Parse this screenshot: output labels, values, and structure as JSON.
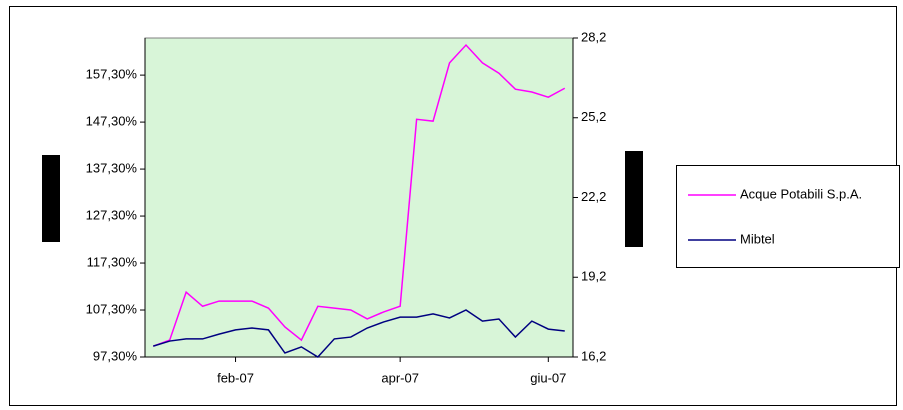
{
  "chart_data": {
    "type": "line",
    "categories": [
      null,
      null,
      null,
      null,
      null,
      "feb-07",
      null,
      null,
      null,
      null,
      null,
      null,
      null,
      null,
      null,
      "apr-07",
      null,
      null,
      null,
      null,
      null,
      null,
      null,
      null,
      "giu-07",
      null
    ],
    "series": [
      {
        "name": "Acque Potabili S.p.A.",
        "color": "#ff00ff",
        "axis": "y",
        "values": [
          99.6,
          100.9,
          111.1,
          108.1,
          109.2,
          109.2,
          109.2,
          107.7,
          103.7,
          100.9,
          108.1,
          107.7,
          107.3,
          105.4,
          106.9,
          108.1,
          147.9,
          147.5,
          159.9,
          163.7,
          159.9,
          157.7,
          154.3,
          153.7,
          152.6,
          154.5
        ]
      },
      {
        "name": "Mibtel",
        "color": "#000080",
        "axis": "y2",
        "values": [
          16.61,
          16.8,
          16.88,
          16.88,
          17.06,
          17.22,
          17.29,
          17.22,
          16.35,
          16.58,
          16.2,
          16.88,
          16.95,
          17.29,
          17.52,
          17.7,
          17.7,
          17.82,
          17.67,
          17.97,
          17.55,
          17.63,
          16.95,
          17.55,
          17.25,
          17.18
        ]
      }
    ],
    "ylim": [
      97.3,
      165.2
    ],
    "yticks": [
      {
        "value": 97.3,
        "label": "97,30%"
      },
      {
        "value": 107.3,
        "label": "107,30%"
      },
      {
        "value": 117.3,
        "label": "117,30%"
      },
      {
        "value": 127.3,
        "label": "127,30%"
      },
      {
        "value": 137.3,
        "label": "137,30%"
      },
      {
        "value": 147.3,
        "label": "147,30%"
      },
      {
        "value": 157.3,
        "label": "157,30%"
      }
    ],
    "y2lim": [
      16.2,
      28.2
    ],
    "y2ticks": [
      {
        "value": 16.2,
        "label": "16,2"
      },
      {
        "value": 19.2,
        "label": "19,2"
      },
      {
        "value": 22.2,
        "label": "22,2"
      },
      {
        "value": 25.2,
        "label": "25,2"
      },
      {
        "value": 28.2,
        "label": "28,2"
      }
    ],
    "plot_color": "#d8f5d8",
    "legend": "right"
  }
}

Written exercise
Except for the pictures, print the data above exactly.

Task response
Parse this screenshot: output labels, values, and structure as JSON.
{
  "chart_data": {
    "type": "line",
    "categories": [
      null,
      null,
      null,
      null,
      null,
      "feb-07",
      null,
      null,
      null,
      null,
      null,
      null,
      null,
      null,
      null,
      "apr-07",
      null,
      null,
      null,
      null,
      null,
      null,
      null,
      null,
      "giu-07",
      null
    ],
    "series": [
      {
        "name": "Acque Potabili S.p.A.",
        "color": "#ff00ff",
        "axis": "y",
        "values": [
          99.6,
          100.9,
          111.1,
          108.1,
          109.2,
          109.2,
          109.2,
          107.7,
          103.7,
          100.9,
          108.1,
          107.7,
          107.3,
          105.4,
          106.9,
          108.1,
          147.9,
          147.5,
          159.9,
          163.7,
          159.9,
          157.7,
          154.3,
          153.7,
          152.6,
          154.5
        ]
      },
      {
        "name": "Mibtel",
        "color": "#000080",
        "axis": "y2",
        "values": [
          16.61,
          16.8,
          16.88,
          16.88,
          17.06,
          17.22,
          17.29,
          17.22,
          16.35,
          16.58,
          16.2,
          16.88,
          16.95,
          17.29,
          17.52,
          17.7,
          17.7,
          17.82,
          17.67,
          17.97,
          17.55,
          17.63,
          16.95,
          17.55,
          17.25,
          17.18
        ]
      }
    ],
    "ylim": [
      97.3,
      165.2
    ],
    "yticks": [
      {
        "value": 97.3,
        "label": "97,30%"
      },
      {
        "value": 107.3,
        "label": "107,30%"
      },
      {
        "value": 117.3,
        "label": "117,30%"
      },
      {
        "value": 127.3,
        "label": "127,30%"
      },
      {
        "value": 137.3,
        "label": "137,30%"
      },
      {
        "value": 147.3,
        "label": "147,30%"
      },
      {
        "value": 157.3,
        "label": "157,30%"
      }
    ],
    "y2lim": [
      16.2,
      28.2
    ],
    "y2ticks": [
      {
        "value": 16.2,
        "label": "16,2"
      },
      {
        "value": 19.2,
        "label": "19,2"
      },
      {
        "value": 22.2,
        "label": "22,2"
      },
      {
        "value": 25.2,
        "label": "25,2"
      },
      {
        "value": 28.2,
        "label": "28,2"
      }
    ],
    "plot_color": "#d8f5d8",
    "legend": "right"
  }
}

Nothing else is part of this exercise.